▸ Material provided
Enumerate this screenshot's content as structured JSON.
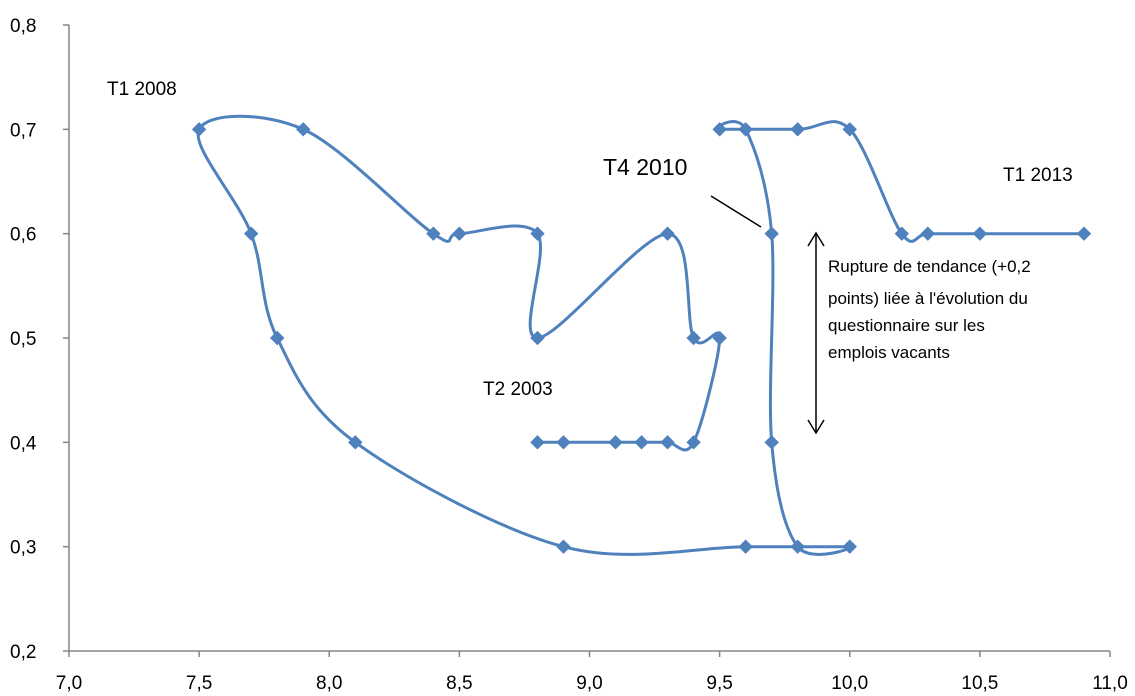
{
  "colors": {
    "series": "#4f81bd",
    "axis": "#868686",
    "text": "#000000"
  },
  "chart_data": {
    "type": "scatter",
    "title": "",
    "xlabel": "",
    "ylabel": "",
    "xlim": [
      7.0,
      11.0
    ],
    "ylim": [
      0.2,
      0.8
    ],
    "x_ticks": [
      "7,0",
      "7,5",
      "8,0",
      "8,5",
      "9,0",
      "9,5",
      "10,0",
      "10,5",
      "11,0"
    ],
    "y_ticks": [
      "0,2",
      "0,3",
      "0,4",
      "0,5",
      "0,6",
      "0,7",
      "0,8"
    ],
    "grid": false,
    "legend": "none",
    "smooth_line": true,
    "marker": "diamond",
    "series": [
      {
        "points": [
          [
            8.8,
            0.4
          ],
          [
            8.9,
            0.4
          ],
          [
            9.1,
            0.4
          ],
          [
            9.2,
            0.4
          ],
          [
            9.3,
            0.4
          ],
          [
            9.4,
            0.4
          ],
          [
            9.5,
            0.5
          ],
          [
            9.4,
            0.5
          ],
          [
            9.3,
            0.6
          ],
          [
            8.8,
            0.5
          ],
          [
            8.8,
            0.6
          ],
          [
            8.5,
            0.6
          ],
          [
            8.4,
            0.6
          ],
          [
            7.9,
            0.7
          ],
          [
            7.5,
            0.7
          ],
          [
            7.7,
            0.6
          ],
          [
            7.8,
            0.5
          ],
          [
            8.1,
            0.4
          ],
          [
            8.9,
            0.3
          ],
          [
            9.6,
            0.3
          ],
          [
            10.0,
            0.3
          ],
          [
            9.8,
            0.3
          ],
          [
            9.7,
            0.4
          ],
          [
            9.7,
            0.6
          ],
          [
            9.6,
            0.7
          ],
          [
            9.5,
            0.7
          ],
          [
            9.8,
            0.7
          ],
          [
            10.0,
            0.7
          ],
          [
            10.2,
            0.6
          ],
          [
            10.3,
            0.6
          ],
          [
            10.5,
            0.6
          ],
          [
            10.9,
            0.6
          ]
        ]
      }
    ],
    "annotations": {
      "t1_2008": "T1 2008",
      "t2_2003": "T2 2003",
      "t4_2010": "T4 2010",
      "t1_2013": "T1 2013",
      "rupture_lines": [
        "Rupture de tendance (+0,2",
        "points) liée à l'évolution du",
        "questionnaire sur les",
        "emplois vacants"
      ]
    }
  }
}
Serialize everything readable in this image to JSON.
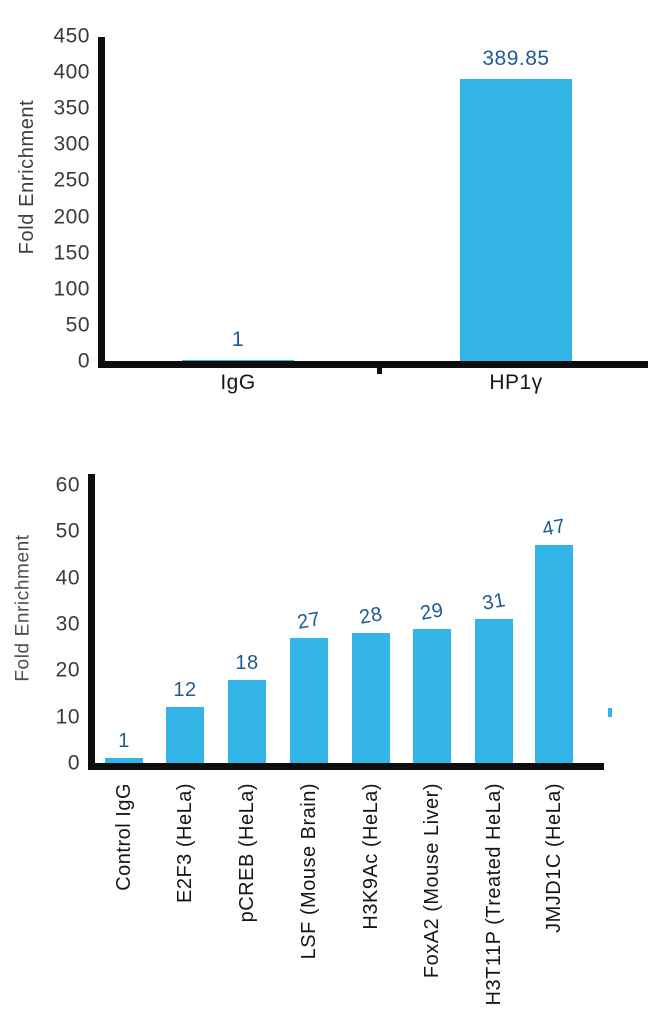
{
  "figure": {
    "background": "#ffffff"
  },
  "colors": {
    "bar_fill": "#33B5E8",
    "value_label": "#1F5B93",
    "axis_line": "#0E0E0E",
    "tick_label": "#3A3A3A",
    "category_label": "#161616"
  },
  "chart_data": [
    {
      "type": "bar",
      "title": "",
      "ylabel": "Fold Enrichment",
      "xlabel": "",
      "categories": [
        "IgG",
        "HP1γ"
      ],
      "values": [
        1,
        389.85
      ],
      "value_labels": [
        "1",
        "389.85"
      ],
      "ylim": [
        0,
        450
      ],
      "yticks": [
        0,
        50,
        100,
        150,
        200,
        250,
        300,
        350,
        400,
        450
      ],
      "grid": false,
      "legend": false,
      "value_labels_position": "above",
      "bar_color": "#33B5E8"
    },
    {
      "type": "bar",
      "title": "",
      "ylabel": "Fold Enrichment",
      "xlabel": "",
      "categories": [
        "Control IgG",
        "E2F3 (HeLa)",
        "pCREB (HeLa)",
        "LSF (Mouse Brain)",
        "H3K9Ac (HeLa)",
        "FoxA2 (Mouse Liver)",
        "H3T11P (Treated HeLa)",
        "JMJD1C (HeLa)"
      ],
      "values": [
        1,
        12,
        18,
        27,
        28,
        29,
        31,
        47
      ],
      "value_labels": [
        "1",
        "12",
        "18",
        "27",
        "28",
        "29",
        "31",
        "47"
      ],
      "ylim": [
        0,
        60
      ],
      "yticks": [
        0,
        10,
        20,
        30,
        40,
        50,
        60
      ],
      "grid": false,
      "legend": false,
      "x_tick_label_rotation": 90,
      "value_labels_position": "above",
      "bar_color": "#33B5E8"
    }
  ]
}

▸ Problem to solve
Identify every line above that includes the word "JSON", and show those lines.

▸ Output below
Enumerate this screenshot's content as structured JSON.
Serialize everything readable in this image to JSON.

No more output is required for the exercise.